### Demande écrite a
Recopiez telles quelles les entrées situées entre la ligne qui contient "- legend-entry: 16: [1217, 1043, 1269, 1057]" et celle qui contient "- legend-swatch: [1219, 805, 1234, 820]", ces deux lignes comprises.

+===+

Jean-Xavier de Lestrade signe une fiction poignante sur une
adolescente envoyée en centre éducatif.
Une silhouette menue déambule dans la pénombre jusqu'au réfrigérateur et se
jette sur la nourriture. Bienveillante au premier abord, la mère propose de
faire réchauffer le plat mais, très vite, les reproches pleuvent : «
Pourquoi tu sèches les cours ? », « Pourquoi tu ne dis jamais rien ?
», « Pourquoi tu me rends malheureuse » ? Acculée, à bout, Manon
la poignarde.
Rarement montrée à la télévision, la violence des adolescents,
et celle des filles en particulier, est le sujet de 3×Manon, la fiction
que lance Arte ce jeudi soir. Sur un sujet qui pourrait sembler misérabiliste et
scabreux, le réalisateur Jean-Xavier de Lestrade tisse une minisérie magistrale.

+===+

### Demande écrite b
Poursuivez l'extrait sur la minisérie 3×Manon en reprenant juste après sa dernière phrase.

### Éléments issus d'une source de données
+===+

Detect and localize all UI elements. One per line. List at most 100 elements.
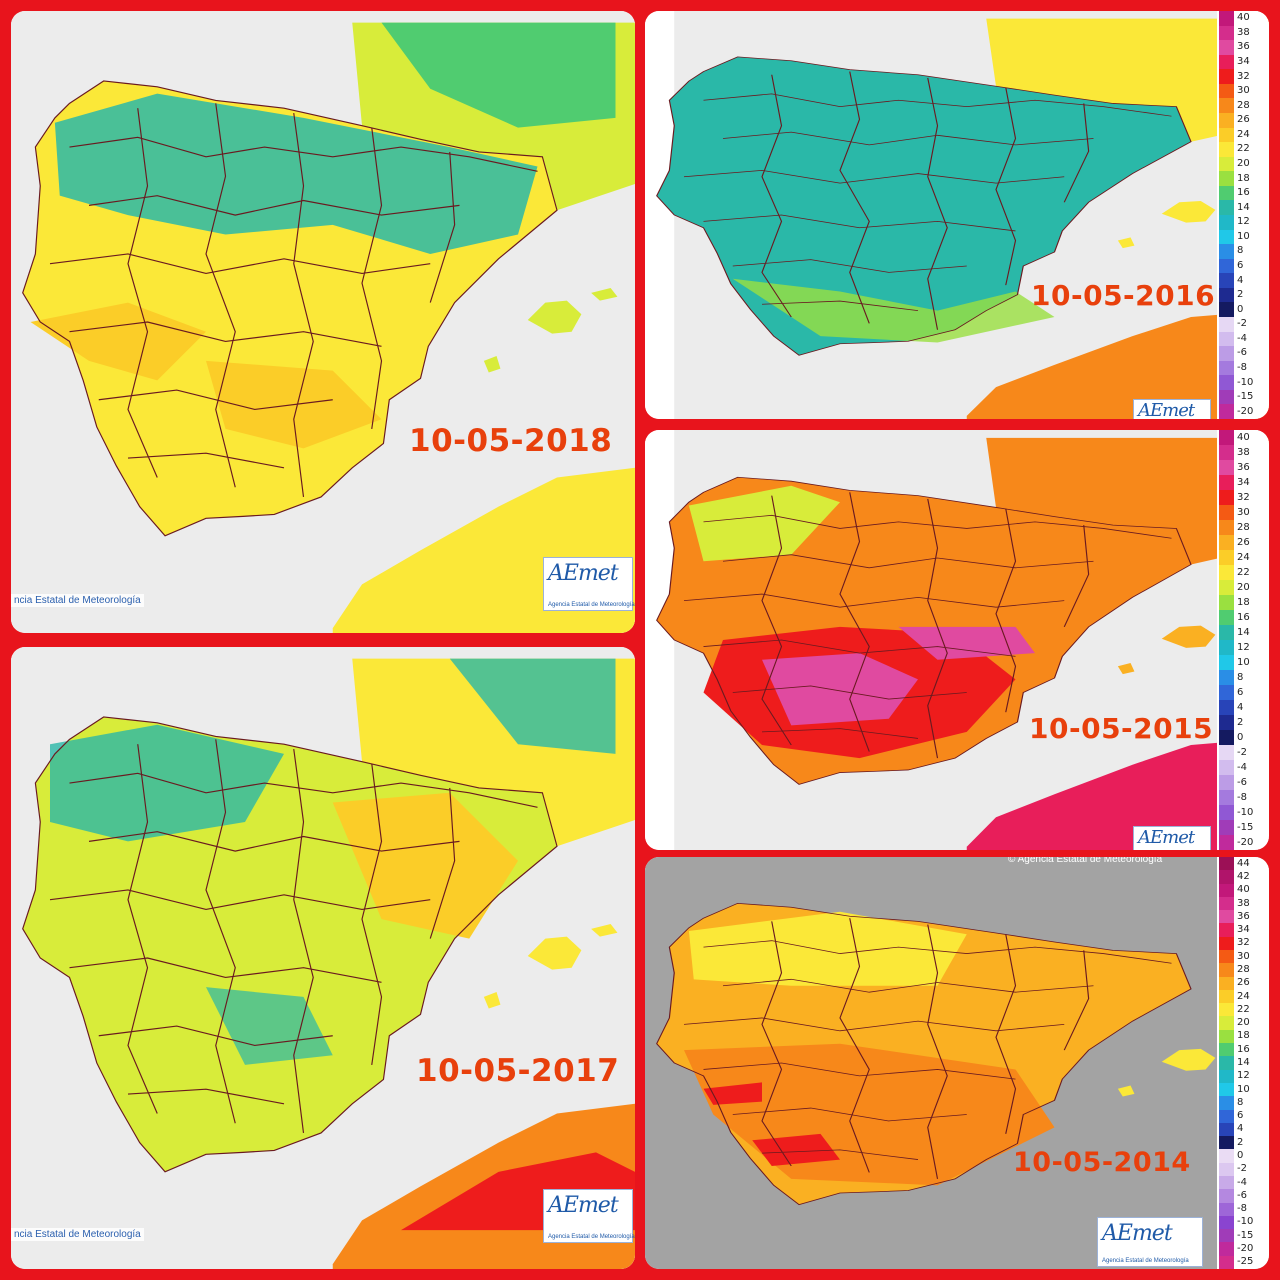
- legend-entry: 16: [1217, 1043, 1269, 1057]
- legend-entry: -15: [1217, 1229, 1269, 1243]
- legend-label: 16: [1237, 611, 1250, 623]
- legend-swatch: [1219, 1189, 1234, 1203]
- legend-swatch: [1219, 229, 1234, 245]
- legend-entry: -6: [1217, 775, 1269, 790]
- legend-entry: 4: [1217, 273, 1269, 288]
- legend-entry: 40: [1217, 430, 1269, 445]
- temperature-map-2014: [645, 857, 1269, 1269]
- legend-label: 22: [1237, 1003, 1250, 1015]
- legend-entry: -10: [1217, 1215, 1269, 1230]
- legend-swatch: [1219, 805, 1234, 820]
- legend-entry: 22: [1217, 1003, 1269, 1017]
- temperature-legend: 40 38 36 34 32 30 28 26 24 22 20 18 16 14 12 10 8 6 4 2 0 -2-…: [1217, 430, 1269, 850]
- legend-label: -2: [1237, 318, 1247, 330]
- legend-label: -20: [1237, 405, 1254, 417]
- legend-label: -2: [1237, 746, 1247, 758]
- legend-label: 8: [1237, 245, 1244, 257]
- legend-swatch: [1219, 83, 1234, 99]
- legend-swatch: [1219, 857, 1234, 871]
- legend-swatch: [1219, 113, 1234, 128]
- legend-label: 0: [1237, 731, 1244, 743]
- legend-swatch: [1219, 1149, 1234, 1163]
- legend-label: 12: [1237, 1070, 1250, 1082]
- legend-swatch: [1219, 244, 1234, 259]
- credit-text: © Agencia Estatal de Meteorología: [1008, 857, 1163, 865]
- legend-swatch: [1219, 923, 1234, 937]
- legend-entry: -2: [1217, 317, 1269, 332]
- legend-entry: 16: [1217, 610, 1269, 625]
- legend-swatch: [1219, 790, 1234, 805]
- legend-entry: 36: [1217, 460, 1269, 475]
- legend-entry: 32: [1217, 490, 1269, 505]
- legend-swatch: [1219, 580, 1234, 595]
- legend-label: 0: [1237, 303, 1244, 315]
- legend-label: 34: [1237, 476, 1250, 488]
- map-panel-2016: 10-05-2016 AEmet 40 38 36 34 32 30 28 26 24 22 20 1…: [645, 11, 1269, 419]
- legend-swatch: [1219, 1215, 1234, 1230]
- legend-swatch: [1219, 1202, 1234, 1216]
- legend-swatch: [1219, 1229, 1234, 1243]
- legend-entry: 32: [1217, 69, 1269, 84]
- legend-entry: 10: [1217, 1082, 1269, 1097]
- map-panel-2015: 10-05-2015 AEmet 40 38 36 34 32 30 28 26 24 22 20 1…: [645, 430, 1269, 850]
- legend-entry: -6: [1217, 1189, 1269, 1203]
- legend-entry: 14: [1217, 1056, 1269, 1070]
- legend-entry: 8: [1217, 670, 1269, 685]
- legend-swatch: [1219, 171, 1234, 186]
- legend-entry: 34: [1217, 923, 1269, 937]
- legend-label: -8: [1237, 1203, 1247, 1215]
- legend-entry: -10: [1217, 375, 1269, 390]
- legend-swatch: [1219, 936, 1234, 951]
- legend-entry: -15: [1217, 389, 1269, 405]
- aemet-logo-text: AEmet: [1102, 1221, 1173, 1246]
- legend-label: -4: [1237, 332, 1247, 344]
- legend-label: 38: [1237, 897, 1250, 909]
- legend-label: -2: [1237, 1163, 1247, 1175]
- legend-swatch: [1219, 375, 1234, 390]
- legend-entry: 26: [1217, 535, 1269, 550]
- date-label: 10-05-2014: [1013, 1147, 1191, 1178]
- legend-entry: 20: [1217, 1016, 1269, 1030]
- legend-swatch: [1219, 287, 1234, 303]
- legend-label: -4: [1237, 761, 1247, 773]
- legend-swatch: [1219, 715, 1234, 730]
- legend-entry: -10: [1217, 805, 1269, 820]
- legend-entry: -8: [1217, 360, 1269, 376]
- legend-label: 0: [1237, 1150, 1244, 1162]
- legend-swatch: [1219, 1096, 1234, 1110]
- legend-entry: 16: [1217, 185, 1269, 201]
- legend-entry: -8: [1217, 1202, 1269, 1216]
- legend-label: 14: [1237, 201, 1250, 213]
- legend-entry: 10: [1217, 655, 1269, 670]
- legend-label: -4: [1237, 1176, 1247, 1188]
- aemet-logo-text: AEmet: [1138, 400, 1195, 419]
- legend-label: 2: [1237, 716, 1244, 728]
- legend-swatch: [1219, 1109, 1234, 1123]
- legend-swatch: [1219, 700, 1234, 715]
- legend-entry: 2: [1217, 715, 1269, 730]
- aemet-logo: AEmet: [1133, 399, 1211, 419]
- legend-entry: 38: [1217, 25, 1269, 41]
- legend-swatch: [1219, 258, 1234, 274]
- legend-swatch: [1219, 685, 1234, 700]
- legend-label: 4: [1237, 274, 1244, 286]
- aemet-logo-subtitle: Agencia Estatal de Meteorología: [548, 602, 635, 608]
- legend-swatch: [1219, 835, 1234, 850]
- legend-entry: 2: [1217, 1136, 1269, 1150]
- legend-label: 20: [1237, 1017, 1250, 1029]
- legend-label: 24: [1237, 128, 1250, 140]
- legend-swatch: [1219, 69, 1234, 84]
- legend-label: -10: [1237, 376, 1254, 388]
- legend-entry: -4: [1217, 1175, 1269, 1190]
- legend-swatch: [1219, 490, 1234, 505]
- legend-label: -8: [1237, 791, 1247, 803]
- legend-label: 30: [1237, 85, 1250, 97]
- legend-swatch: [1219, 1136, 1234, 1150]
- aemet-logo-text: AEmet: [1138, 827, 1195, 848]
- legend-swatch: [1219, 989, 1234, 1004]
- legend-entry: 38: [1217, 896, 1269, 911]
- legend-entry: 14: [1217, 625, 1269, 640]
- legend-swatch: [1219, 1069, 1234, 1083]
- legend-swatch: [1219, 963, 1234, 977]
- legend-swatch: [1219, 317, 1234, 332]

+===+

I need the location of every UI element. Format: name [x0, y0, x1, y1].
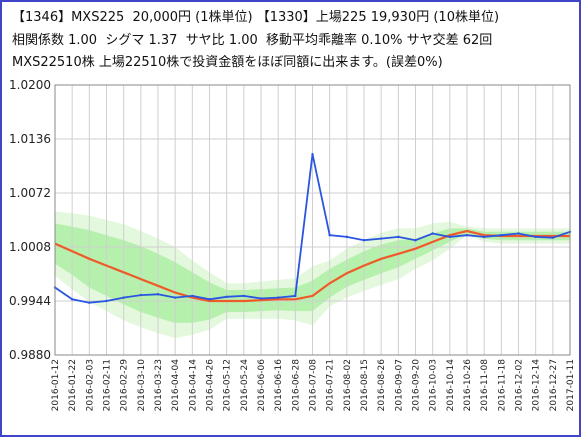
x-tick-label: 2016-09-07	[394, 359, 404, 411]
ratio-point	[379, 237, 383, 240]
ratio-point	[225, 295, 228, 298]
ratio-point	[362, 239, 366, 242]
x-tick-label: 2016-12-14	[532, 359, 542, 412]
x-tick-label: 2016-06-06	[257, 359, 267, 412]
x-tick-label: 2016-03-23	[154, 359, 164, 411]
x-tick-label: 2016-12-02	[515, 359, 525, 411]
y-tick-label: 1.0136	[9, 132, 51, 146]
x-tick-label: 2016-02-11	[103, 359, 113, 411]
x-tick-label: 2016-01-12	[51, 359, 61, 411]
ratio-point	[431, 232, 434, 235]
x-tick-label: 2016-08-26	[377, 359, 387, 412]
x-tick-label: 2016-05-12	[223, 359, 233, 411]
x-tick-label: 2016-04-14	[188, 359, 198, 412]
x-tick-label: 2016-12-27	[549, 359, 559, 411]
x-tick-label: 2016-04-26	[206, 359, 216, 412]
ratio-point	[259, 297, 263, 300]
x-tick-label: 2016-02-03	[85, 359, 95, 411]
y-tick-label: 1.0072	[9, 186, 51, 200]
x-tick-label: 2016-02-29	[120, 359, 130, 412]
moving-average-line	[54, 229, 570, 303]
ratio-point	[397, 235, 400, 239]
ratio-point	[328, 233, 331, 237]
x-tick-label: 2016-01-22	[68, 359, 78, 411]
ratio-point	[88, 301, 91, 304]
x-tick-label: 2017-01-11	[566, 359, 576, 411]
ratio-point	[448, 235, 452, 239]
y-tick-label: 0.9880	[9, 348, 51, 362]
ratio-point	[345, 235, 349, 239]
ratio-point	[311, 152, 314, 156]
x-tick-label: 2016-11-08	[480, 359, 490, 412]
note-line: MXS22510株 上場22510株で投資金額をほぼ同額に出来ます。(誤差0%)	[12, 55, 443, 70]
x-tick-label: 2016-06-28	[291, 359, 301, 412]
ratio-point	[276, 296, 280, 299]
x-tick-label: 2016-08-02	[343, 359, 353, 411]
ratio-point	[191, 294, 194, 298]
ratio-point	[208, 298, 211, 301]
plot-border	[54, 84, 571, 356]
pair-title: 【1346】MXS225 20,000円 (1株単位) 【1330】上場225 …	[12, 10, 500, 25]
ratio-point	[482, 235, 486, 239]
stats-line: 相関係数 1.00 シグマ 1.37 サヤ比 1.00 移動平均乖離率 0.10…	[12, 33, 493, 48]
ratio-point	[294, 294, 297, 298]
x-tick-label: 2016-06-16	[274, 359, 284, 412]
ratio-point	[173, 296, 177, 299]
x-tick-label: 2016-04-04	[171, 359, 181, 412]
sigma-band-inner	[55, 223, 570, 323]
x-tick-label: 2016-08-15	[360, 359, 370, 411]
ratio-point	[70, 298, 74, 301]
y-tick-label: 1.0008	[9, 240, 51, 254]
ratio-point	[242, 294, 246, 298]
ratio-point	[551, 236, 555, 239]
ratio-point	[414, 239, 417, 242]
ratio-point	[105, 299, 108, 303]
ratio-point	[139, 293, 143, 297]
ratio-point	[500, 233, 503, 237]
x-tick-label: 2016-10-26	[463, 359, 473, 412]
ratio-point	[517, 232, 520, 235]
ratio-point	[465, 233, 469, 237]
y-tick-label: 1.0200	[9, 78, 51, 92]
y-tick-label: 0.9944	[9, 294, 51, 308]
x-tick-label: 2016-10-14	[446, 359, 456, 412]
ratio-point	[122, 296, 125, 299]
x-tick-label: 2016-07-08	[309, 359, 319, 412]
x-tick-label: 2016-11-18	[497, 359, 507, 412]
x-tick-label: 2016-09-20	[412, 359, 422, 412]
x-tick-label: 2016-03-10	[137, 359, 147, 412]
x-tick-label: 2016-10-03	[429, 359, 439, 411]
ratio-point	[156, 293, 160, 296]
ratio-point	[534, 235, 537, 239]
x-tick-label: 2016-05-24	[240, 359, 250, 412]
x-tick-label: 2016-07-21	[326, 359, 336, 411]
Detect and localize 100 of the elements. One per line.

+===+

### Résultat a
- legend-entry: 16: [1217, 1043, 1269, 1057]
- legend-entry: -15: [1217, 1229, 1269, 1243]
- legend-label: 16: [1237, 611, 1250, 623]
- legend-swatch: [1219, 1189, 1234, 1203]
- legend-swatch: [1219, 229, 1234, 245]
- legend-entry: -6: [1217, 775, 1269, 790]
- legend-entry: 4: [1217, 273, 1269, 288]
- legend-entry: 40: [1217, 430, 1269, 445]
- temperature-map-2014: [645, 857, 1269, 1269]
- legend-label: 22: [1237, 1003, 1250, 1015]
- legend-entry: -10: [1217, 1215, 1269, 1230]
- legend-swatch: [1219, 805, 1234, 820]

### Résultat b
Manon, regard de biche noir et fuyant de colère, silence borné, chevelure
d'ébène, comparaît devant le juge pour enfants qui lui propose, en guise de
dernière chance, un séjour en centre éducatif fermé.
Un parfait duo mère-fille
Les premiers pas de l'adolescente - interprétée par Alba Gaïa Bellugi, qui
crève l'écran - sont tonitruants. Elle enchaîne bagarre sur bagarre, insulte sur
insulte, avec les éducateurs et les pensionnaires, dont la chef de bande, Lola.
Des geysers de fureur comme autant de cris de désespoir de la part d'une âme qui
ne se connaît pas, qui n'a jamais eu l'espace de s'exprimer.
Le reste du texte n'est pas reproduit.